_YOUR TASK_
Repeat the listing in full, word for word.

(Collected data entries)
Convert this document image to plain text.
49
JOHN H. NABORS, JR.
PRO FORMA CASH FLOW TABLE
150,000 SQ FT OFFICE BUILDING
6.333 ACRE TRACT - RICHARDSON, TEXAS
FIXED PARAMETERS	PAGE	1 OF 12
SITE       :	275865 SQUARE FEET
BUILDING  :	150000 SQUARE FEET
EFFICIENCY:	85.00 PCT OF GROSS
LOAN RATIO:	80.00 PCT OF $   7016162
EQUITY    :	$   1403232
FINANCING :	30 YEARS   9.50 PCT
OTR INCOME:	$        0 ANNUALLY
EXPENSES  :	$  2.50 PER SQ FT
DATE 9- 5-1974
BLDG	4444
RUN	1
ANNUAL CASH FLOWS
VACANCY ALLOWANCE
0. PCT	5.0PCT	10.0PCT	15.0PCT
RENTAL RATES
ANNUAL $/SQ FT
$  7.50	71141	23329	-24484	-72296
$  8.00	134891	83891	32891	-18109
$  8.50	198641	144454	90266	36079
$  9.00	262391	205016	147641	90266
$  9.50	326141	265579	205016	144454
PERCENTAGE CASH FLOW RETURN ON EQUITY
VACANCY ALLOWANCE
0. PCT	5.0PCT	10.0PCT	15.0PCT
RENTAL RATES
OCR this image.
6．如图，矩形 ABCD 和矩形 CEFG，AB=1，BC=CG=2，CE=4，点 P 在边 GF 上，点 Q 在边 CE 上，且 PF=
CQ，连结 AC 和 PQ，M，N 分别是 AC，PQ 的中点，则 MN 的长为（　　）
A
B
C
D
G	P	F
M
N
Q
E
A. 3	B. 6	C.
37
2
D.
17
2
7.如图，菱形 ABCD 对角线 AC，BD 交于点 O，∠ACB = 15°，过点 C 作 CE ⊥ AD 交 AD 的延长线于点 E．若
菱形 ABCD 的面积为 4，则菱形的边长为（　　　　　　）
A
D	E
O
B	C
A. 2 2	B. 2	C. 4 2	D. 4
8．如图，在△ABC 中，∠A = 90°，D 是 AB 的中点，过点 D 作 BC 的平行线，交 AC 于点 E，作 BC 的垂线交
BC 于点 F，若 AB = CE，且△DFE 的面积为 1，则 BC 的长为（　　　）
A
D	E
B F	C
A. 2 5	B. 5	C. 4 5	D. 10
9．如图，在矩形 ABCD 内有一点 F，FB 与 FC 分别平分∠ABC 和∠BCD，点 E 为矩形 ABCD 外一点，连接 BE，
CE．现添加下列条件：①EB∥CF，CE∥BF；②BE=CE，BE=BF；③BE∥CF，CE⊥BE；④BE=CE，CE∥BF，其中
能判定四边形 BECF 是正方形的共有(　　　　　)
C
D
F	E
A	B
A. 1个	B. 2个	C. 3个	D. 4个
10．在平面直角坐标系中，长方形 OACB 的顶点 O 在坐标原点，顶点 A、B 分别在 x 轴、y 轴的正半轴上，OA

_OUTPUT OF THE TASK_
Convert this document image to plain text.
49
JOHN H. NABORS, JR.
PRO FORMA CASH FLOW TABLE
150,000 SQ FT OFFICE BUILDING
6.333 ACRE TRACT - RICHARDSON, TEXAS
FIXED PARAMETERS	PAGE	1 OF 12
SITE       :	275865 SQUARE FEET
BUILDING  :	150000 SQUARE FEET
EFFICIENCY:	85.00 PCT OF GROSS
LOAN RATIO:	80.00 PCT OF $   7016162
EQUITY    :	$   1403232
FINANCING :	30 YEARS   9.50 PCT
OTR INCOME:	$        0 ANNUALLY
EXPENSES  :	$  2.50 PER SQ FT
DATE 9- 5-1974
BLDG	4444
RUN	1
ANNUAL CASH FLOWS
VACANCY ALLOWANCE
0. PCT	5.0PCT	10.0PCT	15.0PCT
RENTAL RATES
ANNUAL $/SQ FT
$  7.50	71141	23329	-24484	-72296
$  8.00	134891	83891	32891	-18109
$  8.50	198641	144454	90266	36079
$  9.00	262391	205016	147641	90266
$  9.50	326141	265579	205016	144454
PERCENTAGE CASH FLOW RETURN ON EQUITY
VACANCY ALLOWANCE
0. PCT	5.0PCT	10.0PCT	15.0PCT
RENTAL RATES
OCR this image.
6．如图，矩形 ABCD 和矩形 CEFG，AB=1，BC=CG=2，CE=4，点 P 在边 GF 上，点 Q 在边 CE 上，且 PF=
CQ，连结 AC 和 PQ，M，N 分别是 AC，PQ 的中点，则 MN 的长为（　　）
A
B
C
D
G	P	F
M
N
Q
E
A. 3	B. 6	C.
37
2
D.
17
2
7.如图，菱形 ABCD 对角线 AC，BD 交于点 O，∠ACB = 15°，过点 C 作 CE ⊥ AD 交 AD 的延长线于点 E．若
菱形 ABCD 的面积为 4，则菱形的边长为（　　　　　　）
A
D	E
O
B	C
A. 2 2	B. 2	C. 4 2	D. 4
8．如图，在△ABC 中，∠A = 90°，D 是 AB 的中点，过点 D 作 BC 的平行线，交 AC 于点 E，作 BC 的垂线交
BC 于点 F，若 AB = CE，且△DFE 的面积为 1，则 BC 的长为（　　　）
A
D	E
B F	C
A. 2 5	B. 5	C. 4 5	D. 10
9．如图，在矩形 ABCD 内有一点 F，FB 与 FC 分别平分∠ABC 和∠BCD，点 E 为矩形 ABCD 外一点，连接 BE，
CE．现添加下列条件：①EB∥CF，CE∥BF；②BE=CE，BE=BF；③BE∥CF，CE⊥BE；④BE=CE，CE∥BF，其中
能判定四边形 BECF 是正方形的共有(　　　　　)
C
D
F	E
A	B
A. 1个	B. 2个	C. 3个	D. 4个
10．在平面直角坐标系中，长方形 OACB 的顶点 O 在坐标原点，顶点 A、B 分别在 x 轴、y 轴的正半轴上，OA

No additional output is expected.